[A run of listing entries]
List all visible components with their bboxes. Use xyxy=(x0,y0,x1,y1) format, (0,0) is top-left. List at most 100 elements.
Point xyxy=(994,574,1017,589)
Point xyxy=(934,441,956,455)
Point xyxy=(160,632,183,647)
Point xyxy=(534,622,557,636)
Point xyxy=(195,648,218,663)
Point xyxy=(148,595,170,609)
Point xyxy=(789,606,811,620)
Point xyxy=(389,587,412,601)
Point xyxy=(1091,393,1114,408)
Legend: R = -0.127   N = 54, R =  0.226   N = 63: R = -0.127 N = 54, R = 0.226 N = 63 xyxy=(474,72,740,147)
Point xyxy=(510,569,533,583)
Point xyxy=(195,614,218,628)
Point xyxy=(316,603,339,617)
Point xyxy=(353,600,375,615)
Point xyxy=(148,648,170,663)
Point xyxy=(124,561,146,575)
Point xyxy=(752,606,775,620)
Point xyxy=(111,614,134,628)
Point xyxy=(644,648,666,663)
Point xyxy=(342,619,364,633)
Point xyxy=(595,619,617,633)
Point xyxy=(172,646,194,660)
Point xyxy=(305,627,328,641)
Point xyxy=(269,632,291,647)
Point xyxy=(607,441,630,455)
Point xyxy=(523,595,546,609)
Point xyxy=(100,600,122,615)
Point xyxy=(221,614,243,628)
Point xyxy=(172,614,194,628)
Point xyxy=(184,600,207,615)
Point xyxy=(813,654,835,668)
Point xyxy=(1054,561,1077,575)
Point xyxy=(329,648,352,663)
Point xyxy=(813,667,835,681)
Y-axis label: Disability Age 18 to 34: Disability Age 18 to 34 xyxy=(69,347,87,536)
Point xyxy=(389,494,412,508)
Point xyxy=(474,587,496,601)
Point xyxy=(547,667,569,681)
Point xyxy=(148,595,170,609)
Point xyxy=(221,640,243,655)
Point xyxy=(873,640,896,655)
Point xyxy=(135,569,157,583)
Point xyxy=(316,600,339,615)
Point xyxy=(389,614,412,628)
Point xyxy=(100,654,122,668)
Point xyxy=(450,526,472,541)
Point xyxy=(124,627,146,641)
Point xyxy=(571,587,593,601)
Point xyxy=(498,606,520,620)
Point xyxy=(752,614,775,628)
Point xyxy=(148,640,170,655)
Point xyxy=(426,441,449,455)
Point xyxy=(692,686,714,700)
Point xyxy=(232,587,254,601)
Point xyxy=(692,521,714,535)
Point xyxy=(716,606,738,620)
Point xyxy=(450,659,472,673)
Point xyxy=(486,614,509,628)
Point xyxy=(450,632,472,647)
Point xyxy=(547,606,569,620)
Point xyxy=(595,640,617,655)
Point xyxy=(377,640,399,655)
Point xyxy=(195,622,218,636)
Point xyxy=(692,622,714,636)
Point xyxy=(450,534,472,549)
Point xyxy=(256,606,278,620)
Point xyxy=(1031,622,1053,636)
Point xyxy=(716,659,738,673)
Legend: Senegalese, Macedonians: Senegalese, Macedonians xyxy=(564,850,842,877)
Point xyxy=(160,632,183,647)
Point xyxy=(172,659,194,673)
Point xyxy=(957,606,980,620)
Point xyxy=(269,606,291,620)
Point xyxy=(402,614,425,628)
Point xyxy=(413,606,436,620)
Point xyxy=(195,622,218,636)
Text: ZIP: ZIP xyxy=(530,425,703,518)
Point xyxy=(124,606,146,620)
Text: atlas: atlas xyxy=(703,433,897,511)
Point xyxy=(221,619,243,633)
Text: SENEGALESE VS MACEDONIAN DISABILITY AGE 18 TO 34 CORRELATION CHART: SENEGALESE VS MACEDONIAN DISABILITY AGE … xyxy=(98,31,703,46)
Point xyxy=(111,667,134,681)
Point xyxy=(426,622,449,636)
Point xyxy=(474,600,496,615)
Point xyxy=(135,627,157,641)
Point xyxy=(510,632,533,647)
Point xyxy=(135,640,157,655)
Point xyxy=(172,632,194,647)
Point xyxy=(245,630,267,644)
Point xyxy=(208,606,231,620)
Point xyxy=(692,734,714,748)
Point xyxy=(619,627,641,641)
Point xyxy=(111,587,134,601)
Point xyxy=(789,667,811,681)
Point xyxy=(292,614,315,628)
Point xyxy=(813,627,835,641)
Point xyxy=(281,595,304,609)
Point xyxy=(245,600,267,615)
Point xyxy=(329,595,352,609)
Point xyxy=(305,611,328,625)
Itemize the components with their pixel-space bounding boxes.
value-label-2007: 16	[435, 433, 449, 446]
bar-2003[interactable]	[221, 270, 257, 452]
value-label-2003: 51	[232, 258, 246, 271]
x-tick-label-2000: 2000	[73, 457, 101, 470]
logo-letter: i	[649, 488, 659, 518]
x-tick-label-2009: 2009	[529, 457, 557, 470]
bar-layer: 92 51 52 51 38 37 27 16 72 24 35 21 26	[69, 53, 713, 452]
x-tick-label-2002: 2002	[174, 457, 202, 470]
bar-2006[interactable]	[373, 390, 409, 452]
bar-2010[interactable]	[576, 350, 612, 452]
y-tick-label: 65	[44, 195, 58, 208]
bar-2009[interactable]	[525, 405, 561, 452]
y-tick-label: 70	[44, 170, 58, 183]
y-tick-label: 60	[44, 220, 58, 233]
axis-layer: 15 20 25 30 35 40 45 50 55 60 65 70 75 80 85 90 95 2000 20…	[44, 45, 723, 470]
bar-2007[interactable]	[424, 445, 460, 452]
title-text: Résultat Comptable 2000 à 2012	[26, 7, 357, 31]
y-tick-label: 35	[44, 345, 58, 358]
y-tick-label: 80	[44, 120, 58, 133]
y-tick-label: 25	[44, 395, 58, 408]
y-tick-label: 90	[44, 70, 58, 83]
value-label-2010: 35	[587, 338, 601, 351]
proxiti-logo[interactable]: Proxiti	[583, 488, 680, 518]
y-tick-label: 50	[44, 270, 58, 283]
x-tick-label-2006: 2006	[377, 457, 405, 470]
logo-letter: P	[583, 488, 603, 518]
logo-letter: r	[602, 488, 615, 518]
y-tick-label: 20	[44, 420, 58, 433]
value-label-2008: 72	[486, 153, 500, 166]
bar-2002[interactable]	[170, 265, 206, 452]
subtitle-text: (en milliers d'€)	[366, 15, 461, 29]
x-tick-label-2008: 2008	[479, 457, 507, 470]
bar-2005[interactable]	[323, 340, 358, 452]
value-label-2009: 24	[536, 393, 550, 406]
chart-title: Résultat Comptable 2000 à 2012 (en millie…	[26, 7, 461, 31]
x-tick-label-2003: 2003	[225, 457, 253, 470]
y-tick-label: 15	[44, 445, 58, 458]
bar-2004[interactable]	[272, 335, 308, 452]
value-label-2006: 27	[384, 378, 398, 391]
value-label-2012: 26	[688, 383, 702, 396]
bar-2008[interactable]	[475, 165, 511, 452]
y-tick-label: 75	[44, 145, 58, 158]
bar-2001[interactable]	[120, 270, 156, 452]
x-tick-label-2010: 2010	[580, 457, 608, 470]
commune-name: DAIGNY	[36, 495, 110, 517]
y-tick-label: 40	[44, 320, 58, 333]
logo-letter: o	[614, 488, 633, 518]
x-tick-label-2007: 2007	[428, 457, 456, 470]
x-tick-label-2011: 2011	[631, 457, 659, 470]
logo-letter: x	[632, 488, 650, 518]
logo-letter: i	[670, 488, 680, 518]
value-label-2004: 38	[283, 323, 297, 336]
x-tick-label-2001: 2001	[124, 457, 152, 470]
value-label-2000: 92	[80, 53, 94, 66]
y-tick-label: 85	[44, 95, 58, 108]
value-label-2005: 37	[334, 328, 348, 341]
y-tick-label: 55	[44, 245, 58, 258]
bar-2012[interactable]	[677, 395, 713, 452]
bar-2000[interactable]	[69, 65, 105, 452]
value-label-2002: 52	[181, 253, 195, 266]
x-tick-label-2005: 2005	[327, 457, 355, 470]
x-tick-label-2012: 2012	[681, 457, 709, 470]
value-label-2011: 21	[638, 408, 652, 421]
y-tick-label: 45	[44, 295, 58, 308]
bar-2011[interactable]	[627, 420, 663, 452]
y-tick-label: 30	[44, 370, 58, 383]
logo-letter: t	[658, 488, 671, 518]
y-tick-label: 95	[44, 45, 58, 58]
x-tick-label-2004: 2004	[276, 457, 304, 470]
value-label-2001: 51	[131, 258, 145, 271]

Requirements: Copy the listing word for word, starting at its first line and ending at the line that contains "Point xyxy=(789,606,811,620)".

Response to the exercise:
List all visible components with their bboxes. Use xyxy=(x0,y0,x1,y1) format, (0,0) is top-left. List at most 100 elements.
Point xyxy=(994,574,1017,589)
Point xyxy=(934,441,956,455)
Point xyxy=(160,632,183,647)
Point xyxy=(534,622,557,636)
Point xyxy=(195,648,218,663)
Point xyxy=(148,595,170,609)
Point xyxy=(789,606,811,620)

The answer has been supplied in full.